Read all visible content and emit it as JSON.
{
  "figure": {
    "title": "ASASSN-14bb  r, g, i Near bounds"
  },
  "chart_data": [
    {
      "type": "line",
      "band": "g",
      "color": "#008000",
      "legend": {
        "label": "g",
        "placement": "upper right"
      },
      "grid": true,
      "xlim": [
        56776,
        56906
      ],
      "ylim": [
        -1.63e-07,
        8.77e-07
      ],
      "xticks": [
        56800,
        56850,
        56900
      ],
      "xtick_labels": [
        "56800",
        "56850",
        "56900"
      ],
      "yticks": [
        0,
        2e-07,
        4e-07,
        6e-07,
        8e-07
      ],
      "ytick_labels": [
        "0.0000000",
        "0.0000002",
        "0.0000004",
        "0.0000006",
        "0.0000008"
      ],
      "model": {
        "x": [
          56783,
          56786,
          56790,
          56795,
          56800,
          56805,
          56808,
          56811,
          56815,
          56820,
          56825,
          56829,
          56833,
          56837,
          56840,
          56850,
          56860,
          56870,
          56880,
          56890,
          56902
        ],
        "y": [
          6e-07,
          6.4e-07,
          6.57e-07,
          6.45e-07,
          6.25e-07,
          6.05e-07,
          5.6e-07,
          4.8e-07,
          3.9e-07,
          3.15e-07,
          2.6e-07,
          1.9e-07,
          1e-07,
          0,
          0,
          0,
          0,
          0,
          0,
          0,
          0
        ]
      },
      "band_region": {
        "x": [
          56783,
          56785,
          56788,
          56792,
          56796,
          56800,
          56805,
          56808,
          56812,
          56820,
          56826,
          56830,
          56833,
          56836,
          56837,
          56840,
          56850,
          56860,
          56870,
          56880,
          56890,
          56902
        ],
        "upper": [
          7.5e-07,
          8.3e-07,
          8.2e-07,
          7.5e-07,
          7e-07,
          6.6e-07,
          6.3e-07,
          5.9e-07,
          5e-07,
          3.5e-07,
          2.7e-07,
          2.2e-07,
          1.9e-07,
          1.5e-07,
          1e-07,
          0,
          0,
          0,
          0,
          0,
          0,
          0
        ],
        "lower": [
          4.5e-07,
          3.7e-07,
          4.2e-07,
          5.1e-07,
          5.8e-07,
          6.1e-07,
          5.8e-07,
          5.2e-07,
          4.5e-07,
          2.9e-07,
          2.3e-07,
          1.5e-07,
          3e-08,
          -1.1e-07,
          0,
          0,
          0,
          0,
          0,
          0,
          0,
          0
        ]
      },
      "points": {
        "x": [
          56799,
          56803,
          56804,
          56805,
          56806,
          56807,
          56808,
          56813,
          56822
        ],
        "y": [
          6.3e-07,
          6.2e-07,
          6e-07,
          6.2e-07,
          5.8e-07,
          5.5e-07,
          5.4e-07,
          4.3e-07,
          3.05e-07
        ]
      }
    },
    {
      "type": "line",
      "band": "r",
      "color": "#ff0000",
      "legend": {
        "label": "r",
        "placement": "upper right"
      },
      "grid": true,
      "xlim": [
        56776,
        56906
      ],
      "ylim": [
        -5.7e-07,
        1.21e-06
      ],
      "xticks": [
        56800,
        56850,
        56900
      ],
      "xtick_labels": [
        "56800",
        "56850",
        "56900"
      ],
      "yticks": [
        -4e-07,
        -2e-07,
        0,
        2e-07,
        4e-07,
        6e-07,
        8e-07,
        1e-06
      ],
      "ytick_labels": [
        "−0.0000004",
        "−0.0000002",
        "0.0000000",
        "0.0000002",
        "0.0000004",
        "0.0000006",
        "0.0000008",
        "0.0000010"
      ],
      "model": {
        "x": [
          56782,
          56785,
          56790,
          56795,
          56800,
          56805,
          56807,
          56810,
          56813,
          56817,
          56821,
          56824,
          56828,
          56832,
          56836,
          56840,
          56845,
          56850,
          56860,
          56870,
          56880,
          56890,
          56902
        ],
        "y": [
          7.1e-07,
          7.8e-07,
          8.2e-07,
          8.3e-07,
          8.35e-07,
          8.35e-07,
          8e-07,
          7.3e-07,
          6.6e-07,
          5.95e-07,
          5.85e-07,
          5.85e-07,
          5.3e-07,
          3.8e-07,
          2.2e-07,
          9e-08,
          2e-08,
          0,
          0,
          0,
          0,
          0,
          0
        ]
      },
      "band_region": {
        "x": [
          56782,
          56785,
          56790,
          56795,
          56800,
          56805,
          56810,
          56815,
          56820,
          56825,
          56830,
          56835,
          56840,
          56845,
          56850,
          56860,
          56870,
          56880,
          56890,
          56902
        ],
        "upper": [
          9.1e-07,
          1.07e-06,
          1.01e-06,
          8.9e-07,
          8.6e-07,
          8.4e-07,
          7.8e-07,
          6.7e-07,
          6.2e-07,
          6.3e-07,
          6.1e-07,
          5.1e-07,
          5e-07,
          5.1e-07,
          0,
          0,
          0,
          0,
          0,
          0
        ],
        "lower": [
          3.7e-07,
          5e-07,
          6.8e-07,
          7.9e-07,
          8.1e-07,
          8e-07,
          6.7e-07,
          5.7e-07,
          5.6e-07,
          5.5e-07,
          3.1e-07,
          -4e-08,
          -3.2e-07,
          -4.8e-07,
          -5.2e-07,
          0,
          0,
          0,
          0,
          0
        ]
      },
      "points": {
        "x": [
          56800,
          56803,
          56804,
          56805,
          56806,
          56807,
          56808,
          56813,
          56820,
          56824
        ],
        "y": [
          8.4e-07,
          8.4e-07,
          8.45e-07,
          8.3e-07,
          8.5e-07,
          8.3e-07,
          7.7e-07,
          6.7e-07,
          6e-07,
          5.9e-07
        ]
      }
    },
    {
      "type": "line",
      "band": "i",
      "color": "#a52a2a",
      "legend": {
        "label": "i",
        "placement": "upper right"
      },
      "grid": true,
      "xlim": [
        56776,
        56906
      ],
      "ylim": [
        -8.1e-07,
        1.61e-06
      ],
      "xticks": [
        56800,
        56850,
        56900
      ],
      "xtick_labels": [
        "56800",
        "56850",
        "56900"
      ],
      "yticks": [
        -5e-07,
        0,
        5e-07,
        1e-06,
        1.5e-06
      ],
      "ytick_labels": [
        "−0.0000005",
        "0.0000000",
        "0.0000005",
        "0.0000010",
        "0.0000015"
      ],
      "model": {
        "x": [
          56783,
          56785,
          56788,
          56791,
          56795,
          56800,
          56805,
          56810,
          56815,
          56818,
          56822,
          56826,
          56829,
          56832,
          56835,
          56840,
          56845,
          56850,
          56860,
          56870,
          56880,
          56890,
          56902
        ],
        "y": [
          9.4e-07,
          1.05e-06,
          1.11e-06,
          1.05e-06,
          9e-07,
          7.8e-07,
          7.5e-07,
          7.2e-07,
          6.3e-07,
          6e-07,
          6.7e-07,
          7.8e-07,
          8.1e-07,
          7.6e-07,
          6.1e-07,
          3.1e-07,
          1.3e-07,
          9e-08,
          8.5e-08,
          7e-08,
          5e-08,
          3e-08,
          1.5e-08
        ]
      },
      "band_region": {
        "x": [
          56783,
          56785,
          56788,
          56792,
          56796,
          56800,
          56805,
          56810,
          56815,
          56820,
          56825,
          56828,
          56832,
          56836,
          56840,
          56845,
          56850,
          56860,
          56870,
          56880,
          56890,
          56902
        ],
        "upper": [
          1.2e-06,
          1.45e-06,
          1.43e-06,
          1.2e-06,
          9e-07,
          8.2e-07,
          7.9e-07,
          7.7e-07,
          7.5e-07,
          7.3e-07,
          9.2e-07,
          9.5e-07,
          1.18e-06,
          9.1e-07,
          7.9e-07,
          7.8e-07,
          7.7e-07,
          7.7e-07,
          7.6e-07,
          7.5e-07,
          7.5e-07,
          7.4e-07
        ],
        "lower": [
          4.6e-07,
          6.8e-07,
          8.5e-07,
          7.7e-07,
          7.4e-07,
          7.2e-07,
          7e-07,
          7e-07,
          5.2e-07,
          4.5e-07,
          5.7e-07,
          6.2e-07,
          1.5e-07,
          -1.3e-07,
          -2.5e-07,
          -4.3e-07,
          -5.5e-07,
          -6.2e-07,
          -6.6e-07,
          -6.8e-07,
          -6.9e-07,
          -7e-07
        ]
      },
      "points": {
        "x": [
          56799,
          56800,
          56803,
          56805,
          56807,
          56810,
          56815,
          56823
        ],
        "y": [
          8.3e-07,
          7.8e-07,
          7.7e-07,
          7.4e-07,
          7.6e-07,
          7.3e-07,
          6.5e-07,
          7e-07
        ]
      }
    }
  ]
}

=====

The word "color" may appear on some lines. Report how many lines hold it, giving the number alone.

▶ Result
3